Do this: Search the data below for "Math"; list each line that holds it.
=====
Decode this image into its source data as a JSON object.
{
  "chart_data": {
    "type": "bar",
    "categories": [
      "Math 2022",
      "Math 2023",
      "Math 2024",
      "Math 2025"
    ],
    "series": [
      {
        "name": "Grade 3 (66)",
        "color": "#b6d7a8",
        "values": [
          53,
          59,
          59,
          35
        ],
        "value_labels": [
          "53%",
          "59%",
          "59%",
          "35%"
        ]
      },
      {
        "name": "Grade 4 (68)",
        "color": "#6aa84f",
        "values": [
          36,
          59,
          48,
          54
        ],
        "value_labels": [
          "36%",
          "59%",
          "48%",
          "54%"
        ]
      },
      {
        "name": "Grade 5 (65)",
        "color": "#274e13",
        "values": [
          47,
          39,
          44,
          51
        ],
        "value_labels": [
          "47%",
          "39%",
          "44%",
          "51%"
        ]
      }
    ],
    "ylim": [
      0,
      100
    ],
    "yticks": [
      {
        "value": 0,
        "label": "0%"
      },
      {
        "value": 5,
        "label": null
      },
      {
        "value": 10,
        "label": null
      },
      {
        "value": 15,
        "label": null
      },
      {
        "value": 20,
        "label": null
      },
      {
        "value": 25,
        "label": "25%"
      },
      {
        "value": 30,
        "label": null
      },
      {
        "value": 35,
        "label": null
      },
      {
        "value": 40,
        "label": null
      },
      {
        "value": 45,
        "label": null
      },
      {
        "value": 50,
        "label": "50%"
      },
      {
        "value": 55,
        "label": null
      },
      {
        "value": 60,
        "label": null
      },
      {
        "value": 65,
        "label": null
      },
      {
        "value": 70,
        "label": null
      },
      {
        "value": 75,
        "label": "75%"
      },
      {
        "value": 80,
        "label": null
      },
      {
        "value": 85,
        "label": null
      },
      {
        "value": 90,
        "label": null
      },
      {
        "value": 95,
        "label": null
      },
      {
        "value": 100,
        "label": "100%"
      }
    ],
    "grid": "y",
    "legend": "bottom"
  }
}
=====
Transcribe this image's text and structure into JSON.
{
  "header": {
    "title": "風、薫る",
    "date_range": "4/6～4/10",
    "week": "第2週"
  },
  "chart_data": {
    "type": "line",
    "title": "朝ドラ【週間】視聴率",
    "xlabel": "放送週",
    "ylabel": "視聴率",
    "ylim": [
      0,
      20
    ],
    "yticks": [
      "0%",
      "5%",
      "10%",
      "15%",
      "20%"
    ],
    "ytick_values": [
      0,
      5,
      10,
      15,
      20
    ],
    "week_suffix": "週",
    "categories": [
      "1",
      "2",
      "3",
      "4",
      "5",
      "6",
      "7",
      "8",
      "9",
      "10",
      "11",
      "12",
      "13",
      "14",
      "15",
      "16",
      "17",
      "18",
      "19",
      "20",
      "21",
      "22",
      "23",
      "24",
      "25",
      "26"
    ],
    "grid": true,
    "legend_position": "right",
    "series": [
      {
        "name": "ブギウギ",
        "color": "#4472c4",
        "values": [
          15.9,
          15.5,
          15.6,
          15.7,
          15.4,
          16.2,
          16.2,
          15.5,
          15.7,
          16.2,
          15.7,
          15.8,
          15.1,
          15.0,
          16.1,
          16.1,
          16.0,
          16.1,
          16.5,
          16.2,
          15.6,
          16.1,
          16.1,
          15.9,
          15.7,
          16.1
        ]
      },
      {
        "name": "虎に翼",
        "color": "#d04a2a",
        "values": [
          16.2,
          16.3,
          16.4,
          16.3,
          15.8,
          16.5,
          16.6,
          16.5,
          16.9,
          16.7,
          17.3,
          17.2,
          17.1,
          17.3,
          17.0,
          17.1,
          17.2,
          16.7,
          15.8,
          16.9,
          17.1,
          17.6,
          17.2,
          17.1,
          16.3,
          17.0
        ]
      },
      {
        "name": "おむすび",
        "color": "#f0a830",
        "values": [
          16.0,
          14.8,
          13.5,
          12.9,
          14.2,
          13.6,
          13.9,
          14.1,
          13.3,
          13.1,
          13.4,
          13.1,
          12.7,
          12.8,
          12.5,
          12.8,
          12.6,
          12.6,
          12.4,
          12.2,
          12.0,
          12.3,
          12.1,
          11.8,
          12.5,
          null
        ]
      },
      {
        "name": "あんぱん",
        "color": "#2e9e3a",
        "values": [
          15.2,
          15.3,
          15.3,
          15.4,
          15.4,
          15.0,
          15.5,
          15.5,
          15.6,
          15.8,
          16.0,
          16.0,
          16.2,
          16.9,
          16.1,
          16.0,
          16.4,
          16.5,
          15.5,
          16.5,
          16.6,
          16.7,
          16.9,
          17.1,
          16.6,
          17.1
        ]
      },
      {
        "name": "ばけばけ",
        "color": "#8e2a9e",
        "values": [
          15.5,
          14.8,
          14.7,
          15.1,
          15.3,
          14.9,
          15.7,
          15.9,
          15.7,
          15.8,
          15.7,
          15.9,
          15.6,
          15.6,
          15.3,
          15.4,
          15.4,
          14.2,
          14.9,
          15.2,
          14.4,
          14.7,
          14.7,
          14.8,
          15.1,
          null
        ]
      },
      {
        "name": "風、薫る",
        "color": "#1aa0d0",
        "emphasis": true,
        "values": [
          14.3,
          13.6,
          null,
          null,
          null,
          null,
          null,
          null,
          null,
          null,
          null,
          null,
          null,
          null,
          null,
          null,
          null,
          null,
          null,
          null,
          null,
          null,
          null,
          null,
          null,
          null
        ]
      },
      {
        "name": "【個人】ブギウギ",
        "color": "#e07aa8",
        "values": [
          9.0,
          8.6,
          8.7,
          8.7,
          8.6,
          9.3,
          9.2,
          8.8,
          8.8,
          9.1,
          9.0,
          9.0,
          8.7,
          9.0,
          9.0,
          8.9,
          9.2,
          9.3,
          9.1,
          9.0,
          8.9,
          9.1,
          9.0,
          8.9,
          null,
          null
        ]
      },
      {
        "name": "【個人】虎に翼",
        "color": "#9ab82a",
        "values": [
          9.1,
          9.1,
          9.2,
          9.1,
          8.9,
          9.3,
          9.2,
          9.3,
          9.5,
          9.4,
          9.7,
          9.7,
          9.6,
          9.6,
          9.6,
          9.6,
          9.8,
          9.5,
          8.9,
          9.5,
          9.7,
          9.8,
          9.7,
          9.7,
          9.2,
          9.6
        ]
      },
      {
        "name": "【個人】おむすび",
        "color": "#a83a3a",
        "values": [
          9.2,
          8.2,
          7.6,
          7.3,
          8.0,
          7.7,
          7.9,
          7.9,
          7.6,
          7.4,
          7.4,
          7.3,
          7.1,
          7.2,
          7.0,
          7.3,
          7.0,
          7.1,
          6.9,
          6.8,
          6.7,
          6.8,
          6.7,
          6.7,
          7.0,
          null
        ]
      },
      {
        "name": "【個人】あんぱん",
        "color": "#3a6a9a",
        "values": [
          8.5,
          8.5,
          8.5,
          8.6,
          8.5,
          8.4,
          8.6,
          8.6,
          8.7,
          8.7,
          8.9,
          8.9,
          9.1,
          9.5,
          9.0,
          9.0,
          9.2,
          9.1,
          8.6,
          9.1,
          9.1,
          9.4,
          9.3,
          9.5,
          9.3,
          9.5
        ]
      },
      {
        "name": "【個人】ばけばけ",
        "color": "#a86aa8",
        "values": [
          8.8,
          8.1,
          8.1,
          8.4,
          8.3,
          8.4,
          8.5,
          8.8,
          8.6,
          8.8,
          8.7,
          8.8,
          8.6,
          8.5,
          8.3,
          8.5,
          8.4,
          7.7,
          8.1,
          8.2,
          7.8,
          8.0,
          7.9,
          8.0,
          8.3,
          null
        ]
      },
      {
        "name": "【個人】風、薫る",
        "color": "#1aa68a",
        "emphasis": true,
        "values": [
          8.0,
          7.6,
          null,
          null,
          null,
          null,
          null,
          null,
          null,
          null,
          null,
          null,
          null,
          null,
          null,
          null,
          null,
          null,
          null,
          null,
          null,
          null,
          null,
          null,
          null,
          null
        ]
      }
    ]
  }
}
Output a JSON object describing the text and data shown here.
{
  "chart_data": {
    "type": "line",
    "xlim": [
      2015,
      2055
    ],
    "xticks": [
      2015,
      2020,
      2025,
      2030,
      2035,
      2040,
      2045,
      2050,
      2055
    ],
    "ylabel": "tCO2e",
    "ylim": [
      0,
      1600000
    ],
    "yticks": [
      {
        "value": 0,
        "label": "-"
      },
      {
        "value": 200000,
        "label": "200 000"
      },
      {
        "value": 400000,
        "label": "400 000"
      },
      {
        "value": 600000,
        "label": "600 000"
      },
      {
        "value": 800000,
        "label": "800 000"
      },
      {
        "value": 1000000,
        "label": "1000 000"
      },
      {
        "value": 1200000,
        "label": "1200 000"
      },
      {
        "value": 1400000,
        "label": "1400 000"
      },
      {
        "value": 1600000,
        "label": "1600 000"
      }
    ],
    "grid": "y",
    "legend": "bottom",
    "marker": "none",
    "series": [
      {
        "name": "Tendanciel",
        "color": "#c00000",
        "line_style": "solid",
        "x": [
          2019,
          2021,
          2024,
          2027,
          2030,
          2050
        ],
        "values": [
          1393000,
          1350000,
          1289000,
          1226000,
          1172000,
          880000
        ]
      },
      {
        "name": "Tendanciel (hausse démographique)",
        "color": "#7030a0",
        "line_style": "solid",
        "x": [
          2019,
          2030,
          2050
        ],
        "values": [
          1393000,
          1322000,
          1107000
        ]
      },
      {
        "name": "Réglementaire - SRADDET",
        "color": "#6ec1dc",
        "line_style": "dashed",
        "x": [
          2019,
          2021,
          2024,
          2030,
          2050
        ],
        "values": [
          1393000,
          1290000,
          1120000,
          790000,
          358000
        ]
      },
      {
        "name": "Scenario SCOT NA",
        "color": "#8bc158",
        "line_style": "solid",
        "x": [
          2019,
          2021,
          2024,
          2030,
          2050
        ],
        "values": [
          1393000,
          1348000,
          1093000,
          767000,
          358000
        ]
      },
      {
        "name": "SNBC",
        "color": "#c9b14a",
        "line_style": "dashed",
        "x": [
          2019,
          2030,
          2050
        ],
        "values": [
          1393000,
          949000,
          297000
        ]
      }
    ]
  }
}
=====
Finished task:
      "Math 2022",
      "Math 2023",
      "Math 2024",
      "Math 2025"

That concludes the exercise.